>> start Dataset extract

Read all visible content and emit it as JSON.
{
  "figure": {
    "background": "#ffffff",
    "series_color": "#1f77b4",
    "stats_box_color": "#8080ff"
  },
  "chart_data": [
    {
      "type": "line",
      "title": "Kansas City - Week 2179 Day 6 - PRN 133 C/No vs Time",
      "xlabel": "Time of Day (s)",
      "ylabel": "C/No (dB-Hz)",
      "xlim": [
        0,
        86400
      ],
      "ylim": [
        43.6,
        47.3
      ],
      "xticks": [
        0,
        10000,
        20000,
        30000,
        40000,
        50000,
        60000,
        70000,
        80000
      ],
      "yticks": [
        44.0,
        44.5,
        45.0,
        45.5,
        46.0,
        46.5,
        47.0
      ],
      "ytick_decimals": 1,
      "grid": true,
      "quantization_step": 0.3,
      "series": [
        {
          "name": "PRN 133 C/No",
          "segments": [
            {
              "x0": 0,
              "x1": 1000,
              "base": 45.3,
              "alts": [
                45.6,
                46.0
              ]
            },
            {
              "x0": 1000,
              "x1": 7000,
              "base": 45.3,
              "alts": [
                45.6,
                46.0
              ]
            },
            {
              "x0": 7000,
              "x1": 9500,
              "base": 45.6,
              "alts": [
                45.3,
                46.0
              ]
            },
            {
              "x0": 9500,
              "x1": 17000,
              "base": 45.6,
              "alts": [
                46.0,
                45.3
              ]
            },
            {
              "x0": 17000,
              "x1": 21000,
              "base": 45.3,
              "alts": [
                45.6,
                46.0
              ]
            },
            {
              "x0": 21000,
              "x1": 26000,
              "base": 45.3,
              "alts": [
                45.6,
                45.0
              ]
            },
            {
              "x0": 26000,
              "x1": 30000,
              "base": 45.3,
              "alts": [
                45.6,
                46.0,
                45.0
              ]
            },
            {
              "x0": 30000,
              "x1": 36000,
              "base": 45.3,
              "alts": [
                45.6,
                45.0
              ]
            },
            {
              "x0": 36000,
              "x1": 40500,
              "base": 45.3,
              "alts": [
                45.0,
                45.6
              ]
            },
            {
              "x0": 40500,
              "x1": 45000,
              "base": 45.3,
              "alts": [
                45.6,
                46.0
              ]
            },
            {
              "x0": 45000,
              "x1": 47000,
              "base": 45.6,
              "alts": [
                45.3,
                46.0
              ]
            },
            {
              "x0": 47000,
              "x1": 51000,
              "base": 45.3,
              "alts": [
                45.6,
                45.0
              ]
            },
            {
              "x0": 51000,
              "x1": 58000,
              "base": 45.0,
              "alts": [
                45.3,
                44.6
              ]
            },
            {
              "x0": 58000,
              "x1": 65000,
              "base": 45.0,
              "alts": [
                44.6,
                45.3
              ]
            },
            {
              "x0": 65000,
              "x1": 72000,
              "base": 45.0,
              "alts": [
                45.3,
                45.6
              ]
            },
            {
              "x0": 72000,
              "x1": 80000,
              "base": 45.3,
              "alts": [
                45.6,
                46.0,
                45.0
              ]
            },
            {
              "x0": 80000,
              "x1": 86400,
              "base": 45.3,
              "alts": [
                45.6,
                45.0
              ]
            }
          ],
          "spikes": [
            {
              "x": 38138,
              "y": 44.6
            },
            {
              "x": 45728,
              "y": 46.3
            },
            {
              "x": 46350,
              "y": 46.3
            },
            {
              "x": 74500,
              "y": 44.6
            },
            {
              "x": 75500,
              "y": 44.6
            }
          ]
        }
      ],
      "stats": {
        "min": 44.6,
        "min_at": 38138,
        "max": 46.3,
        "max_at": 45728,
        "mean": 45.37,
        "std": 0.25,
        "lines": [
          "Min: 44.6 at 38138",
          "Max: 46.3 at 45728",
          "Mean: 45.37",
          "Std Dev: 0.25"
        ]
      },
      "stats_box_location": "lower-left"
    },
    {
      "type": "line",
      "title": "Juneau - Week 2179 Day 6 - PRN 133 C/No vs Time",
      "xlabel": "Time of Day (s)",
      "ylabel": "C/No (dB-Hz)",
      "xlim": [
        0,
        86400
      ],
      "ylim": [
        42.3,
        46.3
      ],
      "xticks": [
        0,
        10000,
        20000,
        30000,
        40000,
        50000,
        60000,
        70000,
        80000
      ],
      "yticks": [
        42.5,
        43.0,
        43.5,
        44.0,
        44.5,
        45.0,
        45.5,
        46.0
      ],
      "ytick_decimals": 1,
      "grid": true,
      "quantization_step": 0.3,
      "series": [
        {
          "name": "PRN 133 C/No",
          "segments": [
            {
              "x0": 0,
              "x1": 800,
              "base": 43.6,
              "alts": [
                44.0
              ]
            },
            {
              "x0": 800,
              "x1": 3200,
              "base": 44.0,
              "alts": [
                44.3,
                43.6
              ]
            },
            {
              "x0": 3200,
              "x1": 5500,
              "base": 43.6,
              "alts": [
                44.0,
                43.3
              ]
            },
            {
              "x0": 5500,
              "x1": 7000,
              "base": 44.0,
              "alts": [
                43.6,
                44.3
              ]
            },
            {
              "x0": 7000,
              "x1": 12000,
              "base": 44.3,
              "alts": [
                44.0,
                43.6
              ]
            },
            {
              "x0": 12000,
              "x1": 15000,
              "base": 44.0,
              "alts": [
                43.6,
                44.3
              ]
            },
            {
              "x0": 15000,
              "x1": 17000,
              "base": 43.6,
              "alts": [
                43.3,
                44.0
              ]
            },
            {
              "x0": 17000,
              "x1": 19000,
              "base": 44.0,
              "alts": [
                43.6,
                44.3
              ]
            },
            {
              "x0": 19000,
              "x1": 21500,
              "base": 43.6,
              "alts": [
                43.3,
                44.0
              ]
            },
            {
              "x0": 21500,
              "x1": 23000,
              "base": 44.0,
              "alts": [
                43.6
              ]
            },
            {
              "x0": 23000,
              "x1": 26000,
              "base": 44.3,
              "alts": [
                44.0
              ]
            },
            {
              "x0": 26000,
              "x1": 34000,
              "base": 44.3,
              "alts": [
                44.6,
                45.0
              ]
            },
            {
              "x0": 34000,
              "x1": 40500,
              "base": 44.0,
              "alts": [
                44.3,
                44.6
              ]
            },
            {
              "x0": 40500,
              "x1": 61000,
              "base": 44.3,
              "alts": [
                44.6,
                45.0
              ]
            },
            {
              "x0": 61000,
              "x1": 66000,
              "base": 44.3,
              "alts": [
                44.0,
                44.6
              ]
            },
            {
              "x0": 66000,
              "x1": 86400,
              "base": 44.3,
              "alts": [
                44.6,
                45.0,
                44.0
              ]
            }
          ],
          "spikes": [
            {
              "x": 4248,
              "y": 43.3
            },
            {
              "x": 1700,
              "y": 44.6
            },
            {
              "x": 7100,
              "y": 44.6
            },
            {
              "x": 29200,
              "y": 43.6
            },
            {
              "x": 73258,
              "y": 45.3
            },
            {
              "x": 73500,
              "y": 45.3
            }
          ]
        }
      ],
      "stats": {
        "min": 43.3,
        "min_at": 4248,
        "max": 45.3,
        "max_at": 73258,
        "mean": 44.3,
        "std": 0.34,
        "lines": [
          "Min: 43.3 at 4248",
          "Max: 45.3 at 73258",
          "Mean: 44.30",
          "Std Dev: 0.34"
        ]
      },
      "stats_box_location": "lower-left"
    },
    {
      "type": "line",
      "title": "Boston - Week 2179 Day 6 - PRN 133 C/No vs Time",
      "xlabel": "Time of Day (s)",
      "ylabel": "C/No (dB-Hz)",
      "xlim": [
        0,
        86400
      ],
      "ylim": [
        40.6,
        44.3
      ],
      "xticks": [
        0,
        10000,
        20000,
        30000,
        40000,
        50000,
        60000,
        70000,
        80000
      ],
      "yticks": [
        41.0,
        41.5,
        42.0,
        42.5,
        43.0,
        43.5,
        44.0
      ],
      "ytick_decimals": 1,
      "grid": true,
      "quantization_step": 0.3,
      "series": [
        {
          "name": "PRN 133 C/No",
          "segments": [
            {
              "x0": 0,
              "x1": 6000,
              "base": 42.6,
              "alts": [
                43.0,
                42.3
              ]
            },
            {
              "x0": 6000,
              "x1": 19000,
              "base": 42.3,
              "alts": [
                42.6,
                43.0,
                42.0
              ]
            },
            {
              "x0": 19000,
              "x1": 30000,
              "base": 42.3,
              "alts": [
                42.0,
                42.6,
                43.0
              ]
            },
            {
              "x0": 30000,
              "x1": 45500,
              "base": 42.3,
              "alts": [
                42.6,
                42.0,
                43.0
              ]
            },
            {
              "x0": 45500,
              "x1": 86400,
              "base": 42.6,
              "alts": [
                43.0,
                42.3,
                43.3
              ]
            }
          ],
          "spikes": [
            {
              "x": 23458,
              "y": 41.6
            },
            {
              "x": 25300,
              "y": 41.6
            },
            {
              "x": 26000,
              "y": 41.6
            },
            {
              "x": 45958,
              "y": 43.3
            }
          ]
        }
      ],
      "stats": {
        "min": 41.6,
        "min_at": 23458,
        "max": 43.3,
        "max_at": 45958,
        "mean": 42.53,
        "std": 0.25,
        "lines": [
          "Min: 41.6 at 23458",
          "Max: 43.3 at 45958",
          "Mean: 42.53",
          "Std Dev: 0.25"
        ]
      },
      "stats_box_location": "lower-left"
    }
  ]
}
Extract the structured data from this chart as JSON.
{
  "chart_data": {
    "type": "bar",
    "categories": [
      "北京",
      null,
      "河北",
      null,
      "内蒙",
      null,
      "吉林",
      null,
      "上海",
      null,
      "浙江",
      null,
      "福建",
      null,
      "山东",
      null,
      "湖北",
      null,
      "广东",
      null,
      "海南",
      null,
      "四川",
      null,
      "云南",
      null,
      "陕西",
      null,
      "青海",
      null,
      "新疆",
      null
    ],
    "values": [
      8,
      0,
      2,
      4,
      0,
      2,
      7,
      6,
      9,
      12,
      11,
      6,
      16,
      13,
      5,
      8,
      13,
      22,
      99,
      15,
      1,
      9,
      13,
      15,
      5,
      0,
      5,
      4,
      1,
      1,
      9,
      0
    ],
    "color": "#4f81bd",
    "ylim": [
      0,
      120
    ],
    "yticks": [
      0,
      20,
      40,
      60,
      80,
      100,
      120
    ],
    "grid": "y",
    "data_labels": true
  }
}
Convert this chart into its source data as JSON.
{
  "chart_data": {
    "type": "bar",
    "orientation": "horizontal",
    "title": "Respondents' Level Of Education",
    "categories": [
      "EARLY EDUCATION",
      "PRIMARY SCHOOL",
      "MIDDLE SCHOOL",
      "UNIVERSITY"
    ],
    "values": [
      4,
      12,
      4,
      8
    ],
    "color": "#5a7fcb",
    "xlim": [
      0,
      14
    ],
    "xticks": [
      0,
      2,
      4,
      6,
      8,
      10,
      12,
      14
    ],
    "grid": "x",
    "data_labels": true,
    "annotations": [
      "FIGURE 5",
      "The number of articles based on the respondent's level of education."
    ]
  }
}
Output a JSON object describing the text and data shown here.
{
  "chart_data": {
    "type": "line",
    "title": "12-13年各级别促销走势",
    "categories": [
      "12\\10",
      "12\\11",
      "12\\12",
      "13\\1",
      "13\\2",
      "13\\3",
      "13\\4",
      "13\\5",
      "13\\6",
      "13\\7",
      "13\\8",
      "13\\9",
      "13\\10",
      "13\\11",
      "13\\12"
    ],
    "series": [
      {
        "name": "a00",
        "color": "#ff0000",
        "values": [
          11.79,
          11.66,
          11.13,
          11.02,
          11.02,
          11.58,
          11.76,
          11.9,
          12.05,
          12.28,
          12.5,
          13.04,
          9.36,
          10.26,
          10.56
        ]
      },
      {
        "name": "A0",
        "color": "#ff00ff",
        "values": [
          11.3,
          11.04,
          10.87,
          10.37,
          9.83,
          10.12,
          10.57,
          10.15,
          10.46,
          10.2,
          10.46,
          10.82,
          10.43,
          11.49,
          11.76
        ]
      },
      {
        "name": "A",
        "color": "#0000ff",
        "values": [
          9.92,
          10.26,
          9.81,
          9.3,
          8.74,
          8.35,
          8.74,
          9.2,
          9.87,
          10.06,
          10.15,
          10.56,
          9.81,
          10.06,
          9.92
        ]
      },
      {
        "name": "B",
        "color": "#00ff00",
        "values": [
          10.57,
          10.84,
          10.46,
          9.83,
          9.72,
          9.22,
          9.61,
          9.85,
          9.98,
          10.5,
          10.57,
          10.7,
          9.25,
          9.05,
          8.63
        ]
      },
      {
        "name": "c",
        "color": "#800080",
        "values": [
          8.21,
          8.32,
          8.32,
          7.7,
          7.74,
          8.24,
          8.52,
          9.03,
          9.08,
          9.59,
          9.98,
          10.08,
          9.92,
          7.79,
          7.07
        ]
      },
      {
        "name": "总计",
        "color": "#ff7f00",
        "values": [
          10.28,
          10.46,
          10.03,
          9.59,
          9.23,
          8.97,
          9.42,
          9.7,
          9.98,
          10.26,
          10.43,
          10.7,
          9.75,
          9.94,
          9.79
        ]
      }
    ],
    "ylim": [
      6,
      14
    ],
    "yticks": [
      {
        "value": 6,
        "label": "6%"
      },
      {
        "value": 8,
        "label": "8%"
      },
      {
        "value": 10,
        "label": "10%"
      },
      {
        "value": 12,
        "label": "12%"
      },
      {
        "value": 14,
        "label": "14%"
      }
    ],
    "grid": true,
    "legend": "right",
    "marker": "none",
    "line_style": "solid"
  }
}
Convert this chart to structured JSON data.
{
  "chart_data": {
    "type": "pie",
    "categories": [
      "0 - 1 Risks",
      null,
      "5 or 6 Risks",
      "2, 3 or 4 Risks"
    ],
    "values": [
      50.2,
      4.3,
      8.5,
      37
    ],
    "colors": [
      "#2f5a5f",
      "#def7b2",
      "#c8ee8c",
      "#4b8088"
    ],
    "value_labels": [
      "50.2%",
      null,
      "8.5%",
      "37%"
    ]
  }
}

>> end Dataset extract

[Exercise description]
Gather all the lines that include the word "structured" and copy them out.

[Exercise response]
Extract the structured data from this chart as JSON.
Convert this chart to structured JSON data.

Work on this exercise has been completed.